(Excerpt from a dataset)

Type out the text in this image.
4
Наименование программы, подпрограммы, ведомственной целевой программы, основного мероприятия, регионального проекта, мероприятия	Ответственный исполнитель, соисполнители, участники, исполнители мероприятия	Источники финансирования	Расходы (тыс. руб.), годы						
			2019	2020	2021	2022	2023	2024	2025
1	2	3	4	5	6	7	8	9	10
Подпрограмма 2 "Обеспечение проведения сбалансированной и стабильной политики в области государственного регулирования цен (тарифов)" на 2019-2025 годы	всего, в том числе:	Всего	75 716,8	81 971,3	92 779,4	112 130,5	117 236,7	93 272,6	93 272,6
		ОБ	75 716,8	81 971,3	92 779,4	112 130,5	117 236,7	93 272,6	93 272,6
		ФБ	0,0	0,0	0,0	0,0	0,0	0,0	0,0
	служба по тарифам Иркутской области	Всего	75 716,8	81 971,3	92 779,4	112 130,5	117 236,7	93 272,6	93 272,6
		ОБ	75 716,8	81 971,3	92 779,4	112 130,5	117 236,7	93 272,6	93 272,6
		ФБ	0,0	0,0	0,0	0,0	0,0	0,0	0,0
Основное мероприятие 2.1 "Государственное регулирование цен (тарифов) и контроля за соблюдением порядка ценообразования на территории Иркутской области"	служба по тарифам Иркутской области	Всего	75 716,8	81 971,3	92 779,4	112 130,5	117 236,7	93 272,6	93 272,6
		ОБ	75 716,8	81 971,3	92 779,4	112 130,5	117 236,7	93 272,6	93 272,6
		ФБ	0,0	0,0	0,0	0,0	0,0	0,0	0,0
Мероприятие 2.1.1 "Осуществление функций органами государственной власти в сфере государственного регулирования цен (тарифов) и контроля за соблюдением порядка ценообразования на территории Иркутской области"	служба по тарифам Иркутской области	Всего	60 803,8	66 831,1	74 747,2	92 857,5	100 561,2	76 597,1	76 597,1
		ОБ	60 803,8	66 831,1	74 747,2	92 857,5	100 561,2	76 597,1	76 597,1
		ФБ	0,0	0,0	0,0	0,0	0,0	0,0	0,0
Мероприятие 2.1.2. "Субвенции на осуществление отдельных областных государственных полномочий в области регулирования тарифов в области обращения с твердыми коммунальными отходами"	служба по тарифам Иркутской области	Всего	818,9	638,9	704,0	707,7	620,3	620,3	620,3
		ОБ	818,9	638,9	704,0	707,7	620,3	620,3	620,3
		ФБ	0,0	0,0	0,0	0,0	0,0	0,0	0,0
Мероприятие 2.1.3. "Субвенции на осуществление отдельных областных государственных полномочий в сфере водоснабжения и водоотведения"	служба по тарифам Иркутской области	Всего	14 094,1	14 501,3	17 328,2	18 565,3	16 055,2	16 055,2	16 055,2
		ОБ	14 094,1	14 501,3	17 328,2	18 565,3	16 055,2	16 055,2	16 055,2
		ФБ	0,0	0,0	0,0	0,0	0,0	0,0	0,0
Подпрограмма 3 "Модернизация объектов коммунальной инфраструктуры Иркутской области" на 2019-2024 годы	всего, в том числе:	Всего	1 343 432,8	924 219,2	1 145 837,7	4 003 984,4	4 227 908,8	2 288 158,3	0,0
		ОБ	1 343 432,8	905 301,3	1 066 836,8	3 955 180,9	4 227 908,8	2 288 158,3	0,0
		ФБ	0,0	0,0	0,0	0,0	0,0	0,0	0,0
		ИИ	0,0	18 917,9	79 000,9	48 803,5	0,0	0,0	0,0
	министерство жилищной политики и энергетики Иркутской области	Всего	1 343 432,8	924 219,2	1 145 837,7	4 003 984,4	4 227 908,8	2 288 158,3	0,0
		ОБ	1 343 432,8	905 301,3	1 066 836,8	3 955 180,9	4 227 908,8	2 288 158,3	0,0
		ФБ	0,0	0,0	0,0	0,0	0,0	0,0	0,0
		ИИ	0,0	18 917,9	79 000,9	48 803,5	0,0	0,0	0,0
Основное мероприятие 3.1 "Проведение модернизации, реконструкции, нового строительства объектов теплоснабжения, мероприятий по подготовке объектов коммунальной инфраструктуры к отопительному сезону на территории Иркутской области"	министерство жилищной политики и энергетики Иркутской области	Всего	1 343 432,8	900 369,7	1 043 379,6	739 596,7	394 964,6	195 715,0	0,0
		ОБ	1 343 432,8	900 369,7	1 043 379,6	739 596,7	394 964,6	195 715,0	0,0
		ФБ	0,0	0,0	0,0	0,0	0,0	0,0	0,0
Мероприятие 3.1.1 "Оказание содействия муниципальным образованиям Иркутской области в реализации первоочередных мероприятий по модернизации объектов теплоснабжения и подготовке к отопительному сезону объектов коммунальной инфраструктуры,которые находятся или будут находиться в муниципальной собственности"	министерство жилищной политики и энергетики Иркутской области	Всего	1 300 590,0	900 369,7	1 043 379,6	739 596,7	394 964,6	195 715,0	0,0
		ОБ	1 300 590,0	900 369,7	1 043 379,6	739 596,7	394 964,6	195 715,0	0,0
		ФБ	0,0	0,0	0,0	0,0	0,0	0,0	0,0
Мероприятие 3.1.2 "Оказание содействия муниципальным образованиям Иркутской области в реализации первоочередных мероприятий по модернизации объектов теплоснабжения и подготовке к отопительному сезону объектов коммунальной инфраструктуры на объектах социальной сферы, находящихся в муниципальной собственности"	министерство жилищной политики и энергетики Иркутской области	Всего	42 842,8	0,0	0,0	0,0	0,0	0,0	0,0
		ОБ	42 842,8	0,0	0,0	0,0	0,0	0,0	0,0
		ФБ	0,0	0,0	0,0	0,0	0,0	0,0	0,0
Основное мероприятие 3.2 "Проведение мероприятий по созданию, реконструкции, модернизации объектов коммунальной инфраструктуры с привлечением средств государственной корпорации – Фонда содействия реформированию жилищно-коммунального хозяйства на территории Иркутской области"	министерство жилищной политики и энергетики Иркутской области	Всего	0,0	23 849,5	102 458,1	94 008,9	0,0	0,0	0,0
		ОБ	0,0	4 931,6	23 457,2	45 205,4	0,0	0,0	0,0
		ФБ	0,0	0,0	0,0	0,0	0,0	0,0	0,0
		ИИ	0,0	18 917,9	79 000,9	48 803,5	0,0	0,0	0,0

> [What is expected] Write the material out again word for word.

> [Output below]
Type out the text in this image.
4
Наименование программы, подпрограммы, ведомственной целевой программы, основного мероприятия, регионального проекта, мероприятия	Ответственный исполнитель, соисполнители, участники, исполнители мероприятия	Источники финансирования	Расходы (тыс. руб.), годы						
			2019	2020	2021	2022	2023	2024	2025
1	2	3	4	5	6	7	8	9	10
Подпрограмма 2 "Обеспечение проведения сбалансированной и стабильной политики в области государственного регулирования цен (тарифов)" на 2019-2025 годы	всего, в том числе:	Всего	75 716,8	81 971,3	92 779,4	112 130,5	117 236,7	93 272,6	93 272,6
		ОБ	75 716,8	81 971,3	92 779,4	112 130,5	117 236,7	93 272,6	93 272,6
		ФБ	0,0	0,0	0,0	0,0	0,0	0,0	0,0
	служба по тарифам Иркутской области	Всего	75 716,8	81 971,3	92 779,4	112 130,5	117 236,7	93 272,6	93 272,6
		ОБ	75 716,8	81 971,3	92 779,4	112 130,5	117 236,7	93 272,6	93 272,6
		ФБ	0,0	0,0	0,0	0,0	0,0	0,0	0,0
Основное мероприятие 2.1 "Государственное регулирование цен (тарифов) и контроля за соблюдением порядка ценообразования на территории Иркутской области"	служба по тарифам Иркутской области	Всего	75 716,8	81 971,3	92 779,4	112 130,5	117 236,7	93 272,6	93 272,6
		ОБ	75 716,8	81 971,3	92 779,4	112 130,5	117 236,7	93 272,6	93 272,6
		ФБ	0,0	0,0	0,0	0,0	0,0	0,0	0,0
Мероприятие 2.1.1 "Осуществление функций органами государственной власти в сфере государственного регулирования цен (тарифов) и контроля за соблюдением порядка ценообразования на территории Иркутской области"	служба по тарифам Иркутской области	Всего	60 803,8	66 831,1	74 747,2	92 857,5	100 561,2	76 597,1	76 597,1
		ОБ	60 803,8	66 831,1	74 747,2	92 857,5	100 561,2	76 597,1	76 597,1
		ФБ	0,0	0,0	0,0	0,0	0,0	0,0	0,0
Мероприятие 2.1.2. "Субвенции на осуществление отдельных областных государственных полномочий в области регулирования тарифов в области обращения с твердыми коммунальными отходами"	служба по тарифам Иркутской области	Всего	818,9	638,9	704,0	707,7	620,3	620,3	620,3
		ОБ	818,9	638,9	704,0	707,7	620,3	620,3	620,3
		ФБ	0,0	0,0	0,0	0,0	0,0	0,0	0,0
Мероприятие 2.1.3. "Субвенции на осуществление отдельных областных государственных полномочий в сфере водоснабжения и водоотведения"	служба по тарифам Иркутской области	Всего	14 094,1	14 501,3	17 328,2	18 565,3	16 055,2	16 055,2	16 055,2
		ОБ	14 094,1	14 501,3	17 328,2	18 565,3	16 055,2	16 055,2	16 055,2
		ФБ	0,0	0,0	0,0	0,0	0,0	0,0	0,0
Подпрограмма 3 "Модернизация объектов коммунальной инфраструктуры Иркутской области" на 2019-2024 годы	всего, в том числе:	Всего	1 343 432,8	924 219,2	1 145 837,7	4 003 984,4	4 227 908,8	2 288 158,3	0,0
		ОБ	1 343 432,8	905 301,3	1 066 836,8	3 955 180,9	4 227 908,8	2 288 158,3	0,0
		ФБ	0,0	0,0	0,0	0,0	0,0	0,0	0,0
		ИИ	0,0	18 917,9	79 000,9	48 803,5	0,0	0,0	0,0
	министерство жилищной политики и энергетики Иркутской области	Всего	1 343 432,8	924 219,2	1 145 837,7	4 003 984,4	4 227 908,8	2 288 158,3	0,0
		ОБ	1 343 432,8	905 301,3	1 066 836,8	3 955 180,9	4 227 908,8	2 288 158,3	0,0
		ФБ	0,0	0,0	0,0	0,0	0,0	0,0	0,0
		ИИ	0,0	18 917,9	79 000,9	48 803,5	0,0	0,0	0,0
Основное мероприятие 3.1 "Проведение модернизации, реконструкции, нового строительства объектов теплоснабжения, мероприятий по подготовке объектов коммунальной инфраструктуры к отопительному сезону на территории Иркутской области"	министерство жилищной политики и энергетики Иркутской области	Всего	1 343 432,8	900 369,7	1 043 379,6	739 596,7	394 964,6	195 715,0	0,0
		ОБ	1 343 432,8	900 369,7	1 043 379,6	739 596,7	394 964,6	195 715,0	0,0
		ФБ	0,0	0,0	0,0	0,0	0,0	0,0	0,0
Мероприятие 3.1.1 "Оказание содействия муниципальным образованиям Иркутской области в реализации первоочередных мероприятий по модернизации объектов теплоснабжения и подготовке к отопительному сезону объектов коммунальной инфраструктуры,которые находятся или будут находиться в муниципальной собственности"	министерство жилищной политики и энергетики Иркутской области	Всего	1 300 590,0	900 369,7	1 043 379,6	739 596,7	394 964,6	195 715,0	0,0
		ОБ	1 300 590,0	900 369,7	1 043 379,6	739 596,7	394 964,6	195 715,0	0,0
		ФБ	0,0	0,0	0,0	0,0	0,0	0,0	0,0
Мероприятие 3.1.2 "Оказание содействия муниципальным образованиям Иркутской области в реализации первоочередных мероприятий по модернизации объектов теплоснабжения и подготовке к отопительному сезону объектов коммунальной инфраструктуры на объектах социальной сферы, находящихся в муниципальной собственности"	министерство жилищной политики и энергетики Иркутской области	Всего	42 842,8	0,0	0,0	0,0	0,0	0,0	0,0
		ОБ	42 842,8	0,0	0,0	0,0	0,0	0,0	0,0
		ФБ	0,0	0,0	0,0	0,0	0,0	0,0	0,0
Основное мероприятие 3.2 "Проведение мероприятий по созданию, реконструкции, модернизации объектов коммунальной инфраструктуры с привлечением средств государственной корпорации – Фонда содействия реформированию жилищно-коммунального хозяйства на территории Иркутской области"	министерство жилищной политики и энергетики Иркутской области	Всего	0,0	23 849,5	102 458,1	94 008,9	0,0	0,0	0,0
		ОБ	0,0	4 931,6	23 457,2	45 205,4	0,0	0,0	0,0
		ФБ	0,0	0,0	0,0	0,0	0,0	0,0	0,0
		ИИ	0,0	18 917,9	79 000,9	48 803,5	0,0	0,0	0,0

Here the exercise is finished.